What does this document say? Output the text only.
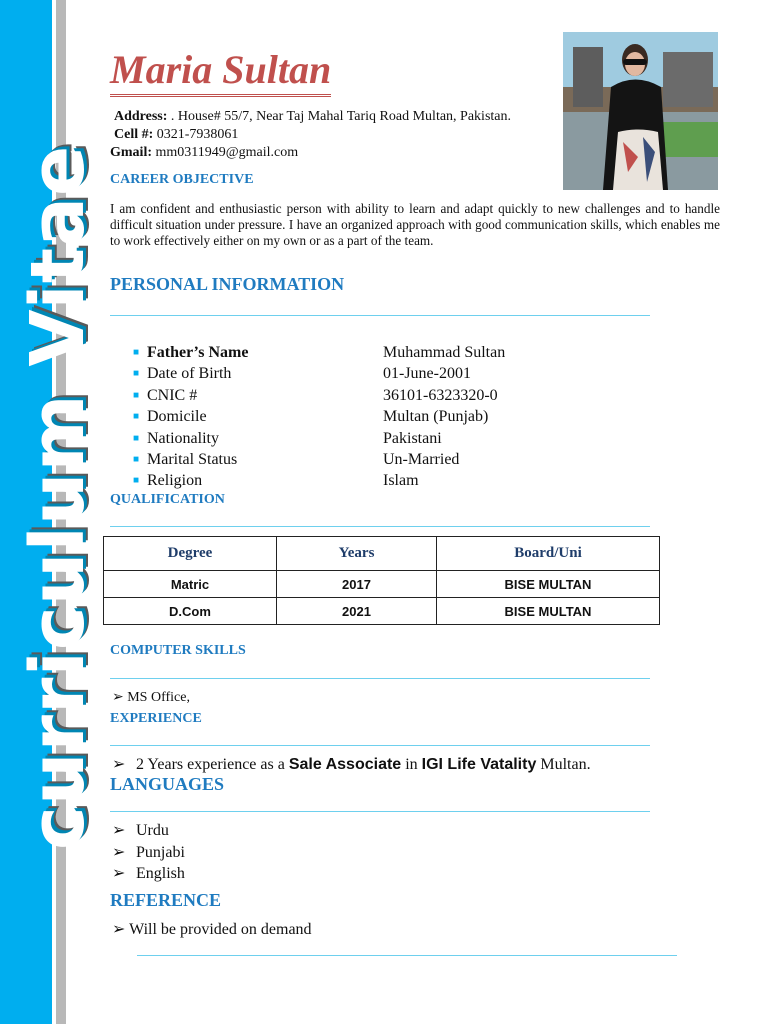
curriculum Vitae
Maria Sultan
Address: . House# 55/7, Near Taj Mahal Tariq Road Multan, Pakistan.
Cell #: 0321-7938061
Gmail: mm0311949@gmail.com
CAREER OBJECTIVE

I am confident and enthusiastic person with ability to learn and adapt quickly to new challenges and to handle difficult situation under pressure. I have an organized approach with good communication skills, which enables me to work effectively either on my own or as a part of the team.

PERSONAL INFORMATION
■ Father’s Name	Muhammad Sultan
■ Date of Birth	01-June-2001
■ CNIC #	36101-6323320-0
■ Domicile	Multan (Punjab)
■ Nationality	Pakistani
■ Marital Status	Un-Married
■ Religion	Islam
QUALIFICATION
Degree	Years	Board/Uni
Matric	2017	BISE MULTAN
D.Com	2021	BISE MULTAN
COMPUTER SKILLS
➢ MS Office,
EXPERIENCE
➢ 2 Years experience as a Sale Associate in IGI Life Vatality Multan.
LANGUAGES
➢ Urdu
➢ Punjabi
➢ English
REFERENCE
➢ Will be provided on demand
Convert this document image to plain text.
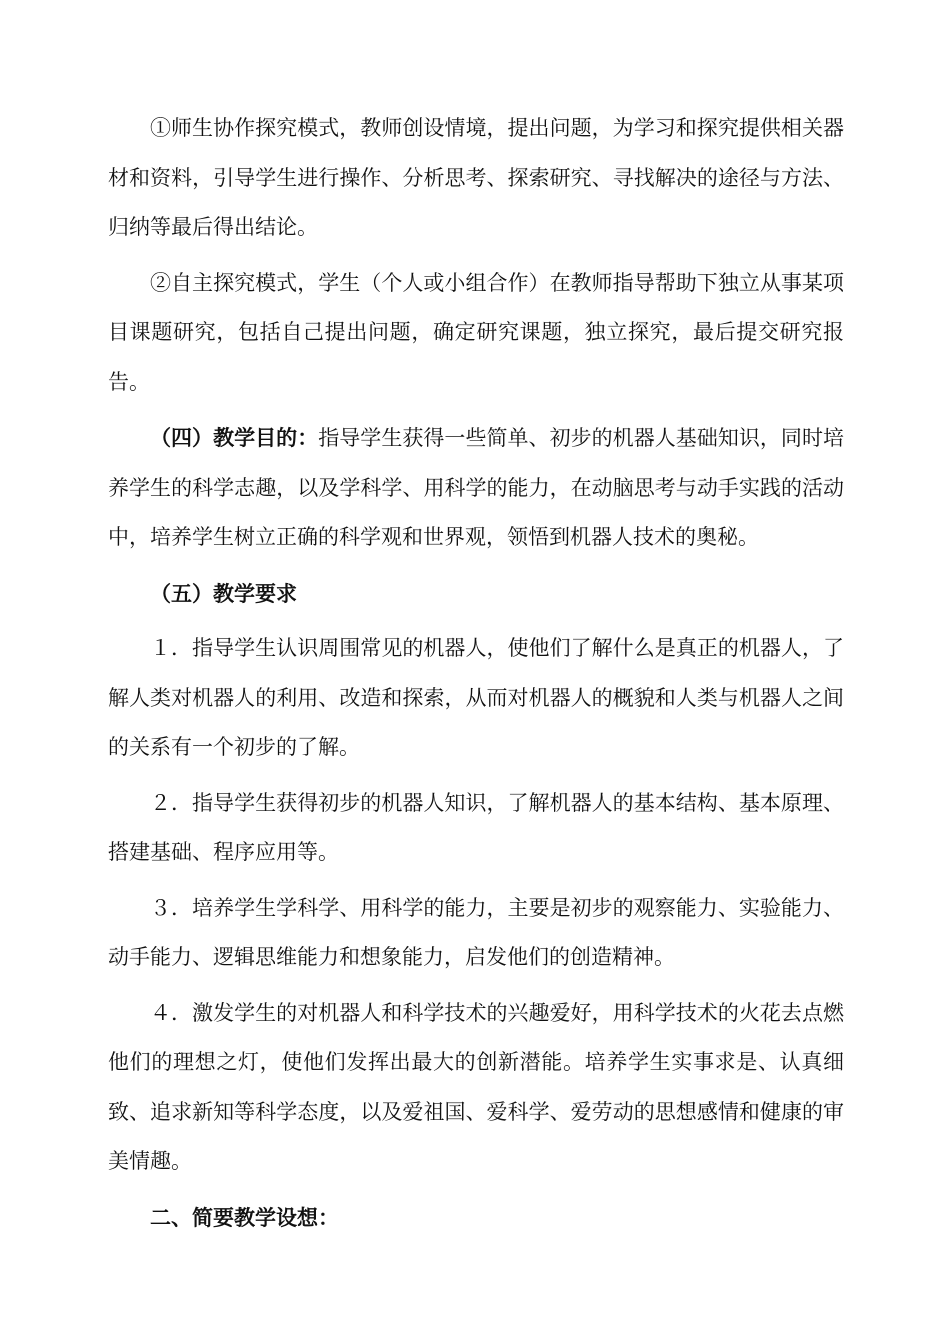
①师生协作探究模式，教师创设情境，提出问题，为学习和探究提供相关器材和资料，引导学生进行操作、分析思考、探索研究、寻找解决的途径与方法、归纳等最后得出结论。

②自主探究模式，学生（个人或小组合作）在教师指导帮助下独立从事某项目课题研究，包括自己提出问题，确定研究课题，独立探究，最后提交研究报告。

（四）教学目的：指导学生获得一些简单、初步的机器人基础知识，同时培养学生的科学志趣，以及学科学、用科学的能力，在动脑思考与动手实践的活动中，培养学生树立正确的科学观和世界观，领悟到机器人技术的奥秘。

（五）教学要求

１．指导学生认识周围常见的机器人，使他们了解什么是真正的机器人，了解人类对机器人的利用、改造和探索，从而对机器人的概貌和人类与机器人之间的关系有一个初步的了解。

２．指导学生获得初步的机器人知识，了解机器人的基本结构、基本原理、搭建基础、程序应用等。

３．培养学生学科学、用科学的能力，主要是初步的观察能力、实验能力、动手能力、逻辑思维能力和想象能力，启发他们的创造精神。

４．激发学生的对机器人和科学技术的兴趣爱好，用科学技术的火花去点燃他们的理想之灯，使他们发挥出最大的创新潜能。培养学生实事求是、认真细致、追求新知等科学态度，以及爱祖国、爱科学、爱劳动的思想感情和健康的审美情趣。

二、简要教学设想：
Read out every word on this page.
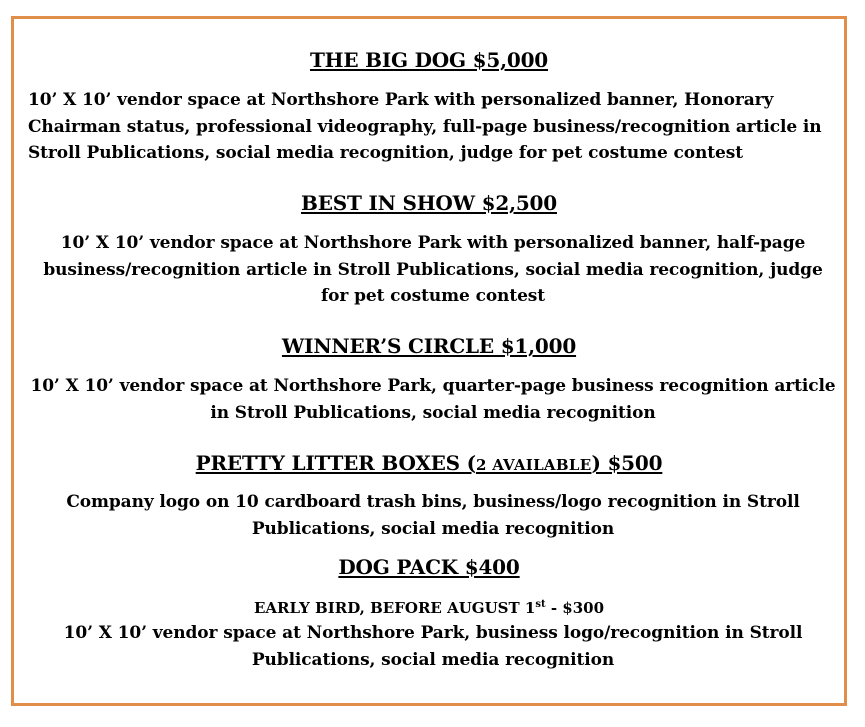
THE BIG DOG $5,000
10’ X 10’ vendor space at Northshore Park with personalized banner, Honorary Chairman status, professional videography, full-page business/recognition article in Stroll Publications, social media recognition, judge for pet costume contest
BEST IN SHOW $2,500
10’ X 10’ vendor space at Northshore Park with personalized banner, half-page business/recognition article in Stroll Publications, social media recognition, judge for pet costume contest
WINNER’S CIRCLE $1,000
10’ X 10’ vendor space at Northshore Park, quarter-page business recognition article in Stroll Publications, social media recognition
PRETTY LITTER BOXES (2 AVAILABLE) $500
Company logo on 10 cardboard trash bins, business/logo recognition in Stroll Publications, social media recognition
DOG PACK $400
EARLY BIRD, BEFORE AUGUST 1st - $300
10’ X 10’ vendor space at Northshore Park, business logo/recognition in Stroll Publications, social media recognition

Request:
Identify and copy lines that hold the string "document".

Full output:
What does this document say? Output the text only.
Convert this document image to plain text.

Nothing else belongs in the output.